• **EXCERPTED PASSAGE**
** START **

Furthermore, the 1983 Trust began receiving distributions in 2001 for the purchase
of the CRC stock redemption, which continued annually until the year 2010.
Additionally, plaintiffs had access to all Trust statements, documents, and
correspondence as early as 2009, and Harry IV was appointed as Susie’s guardian
in 2006, which granted him the right to full access to documents detailing the assets
of the 1983 Trust on her behalf. Based upon the foregoing, the court concluded that
plaintiffs “could have discovered, in the exercise of reasonable diligence, any alleged
fraud by CRC thereby barring their claim for fraud in their Complaint due to the
statute of limitations.” (Judgment Entry, Feb. 22, 2024.)
The court further found that the five-year statute of limitations for the
sale of securities under R.C. 1707.43(B) also time barred plaintiffs’ fraud claim. The
court found that R.C. 1707.43(B) applies because plaintiffs’ claims arise from alleged
misrepresentations made with respect to the sale and purchase of securities in 2001, and the allegations in plaintiffs’ complaint are “inextricably interwoven” with the
sale of securities.
Having found that plaintiffs failed to establish their fraud claim, the
court additionally found that plaintiffs’ civil-conspiracy claim fails as a derivative
claim that cannot be maintained without fraud. The court likewise found that
Susie’s unjust-enrichment claim fails because plaintiffs failed to establish that the
Transaction was fraudulent. The court also found that plaintiffs’ constructive-trust
claim fails because plaintiffs failed to establish the elements of fraud, civil
conspiracy, and unjust enrichment.

** END **

• **RECORDS PROVIDED**

** START **

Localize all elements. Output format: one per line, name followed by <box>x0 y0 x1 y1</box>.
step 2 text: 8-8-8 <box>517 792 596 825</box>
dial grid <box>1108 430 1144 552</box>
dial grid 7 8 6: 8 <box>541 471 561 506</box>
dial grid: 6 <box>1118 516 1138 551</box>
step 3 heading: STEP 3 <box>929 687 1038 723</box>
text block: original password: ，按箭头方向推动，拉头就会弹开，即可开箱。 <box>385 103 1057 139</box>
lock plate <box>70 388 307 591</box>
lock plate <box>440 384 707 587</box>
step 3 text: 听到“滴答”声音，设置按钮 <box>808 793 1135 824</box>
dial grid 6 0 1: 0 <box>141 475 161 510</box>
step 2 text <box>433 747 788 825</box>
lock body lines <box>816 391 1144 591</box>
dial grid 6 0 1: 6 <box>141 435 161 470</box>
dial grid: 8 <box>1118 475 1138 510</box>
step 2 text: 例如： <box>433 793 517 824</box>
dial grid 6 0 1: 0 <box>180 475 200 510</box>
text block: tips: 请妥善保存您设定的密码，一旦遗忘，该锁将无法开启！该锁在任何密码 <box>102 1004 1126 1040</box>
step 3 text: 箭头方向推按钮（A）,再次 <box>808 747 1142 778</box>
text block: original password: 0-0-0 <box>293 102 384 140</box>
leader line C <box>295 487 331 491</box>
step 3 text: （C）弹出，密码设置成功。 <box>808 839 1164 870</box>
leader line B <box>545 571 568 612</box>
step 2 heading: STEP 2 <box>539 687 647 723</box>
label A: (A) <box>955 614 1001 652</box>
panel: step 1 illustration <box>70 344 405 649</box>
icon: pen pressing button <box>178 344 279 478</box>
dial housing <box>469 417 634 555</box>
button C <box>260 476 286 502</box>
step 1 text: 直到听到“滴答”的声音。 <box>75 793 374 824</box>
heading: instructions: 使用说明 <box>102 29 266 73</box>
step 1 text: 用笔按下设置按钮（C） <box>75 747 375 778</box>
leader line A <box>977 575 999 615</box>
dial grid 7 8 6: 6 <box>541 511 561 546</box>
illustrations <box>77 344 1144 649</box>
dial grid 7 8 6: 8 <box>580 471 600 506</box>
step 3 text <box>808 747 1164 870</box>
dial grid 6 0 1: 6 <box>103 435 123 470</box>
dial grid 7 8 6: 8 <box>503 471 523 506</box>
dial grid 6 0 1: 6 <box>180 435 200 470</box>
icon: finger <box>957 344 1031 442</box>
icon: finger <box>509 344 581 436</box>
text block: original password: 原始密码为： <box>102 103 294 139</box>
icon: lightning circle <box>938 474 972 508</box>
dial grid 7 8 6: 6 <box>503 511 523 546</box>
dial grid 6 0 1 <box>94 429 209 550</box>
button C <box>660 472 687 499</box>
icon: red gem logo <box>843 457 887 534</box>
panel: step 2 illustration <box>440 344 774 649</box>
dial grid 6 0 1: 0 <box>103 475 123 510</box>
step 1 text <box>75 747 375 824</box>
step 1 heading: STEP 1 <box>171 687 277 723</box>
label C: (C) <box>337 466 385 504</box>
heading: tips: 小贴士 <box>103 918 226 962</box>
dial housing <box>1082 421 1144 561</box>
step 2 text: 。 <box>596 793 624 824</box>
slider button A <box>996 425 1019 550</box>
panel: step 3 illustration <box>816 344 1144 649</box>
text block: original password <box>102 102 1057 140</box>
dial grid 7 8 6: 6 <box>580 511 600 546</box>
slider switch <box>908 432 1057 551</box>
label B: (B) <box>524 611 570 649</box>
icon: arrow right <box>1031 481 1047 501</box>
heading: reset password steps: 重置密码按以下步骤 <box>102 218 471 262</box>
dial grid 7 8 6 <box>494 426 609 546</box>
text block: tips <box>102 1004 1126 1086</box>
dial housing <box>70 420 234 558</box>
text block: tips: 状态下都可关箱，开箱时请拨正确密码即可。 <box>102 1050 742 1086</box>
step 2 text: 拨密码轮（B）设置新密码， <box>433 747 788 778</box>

** END **

• **EXERCISES TO COMPLETE**
[a] Output everything in the court ruling excerpt from "The court further" down to "sale of securities.".
[b] According to the court ruling excerpt, why did the court find that the plaintiffs' civil-conspiracy claim fails? Answer in one to three sentences.
[c] In what year was Harry IV appointed as Susie's guardian, according to the court ruling excerpt?
The lines after the court ruling excerpt are separate material.

• **EXPECTED OUTPUTS**
[a]
The court further found that the five-year statute of limitations for the
sale of securities under R.C. 1707.43(B) also time barred plaintiffs’ fraud claim. The
court found that R.C. 1707.43(B) applies because plaintiffs’ claims arise from alleged
misrepresentations made with respect to the sale and purchase of securities in 2001, and the allegations in plaintiffs’ complaint are “inextricably interwoven” with the
sale of securities.

[b] The court found that the plaintiffs failed to establish their fraud claim. Civil conspiracy is a derivative claim that cannot be maintained without fraud, so it fails as well.

[c] 2006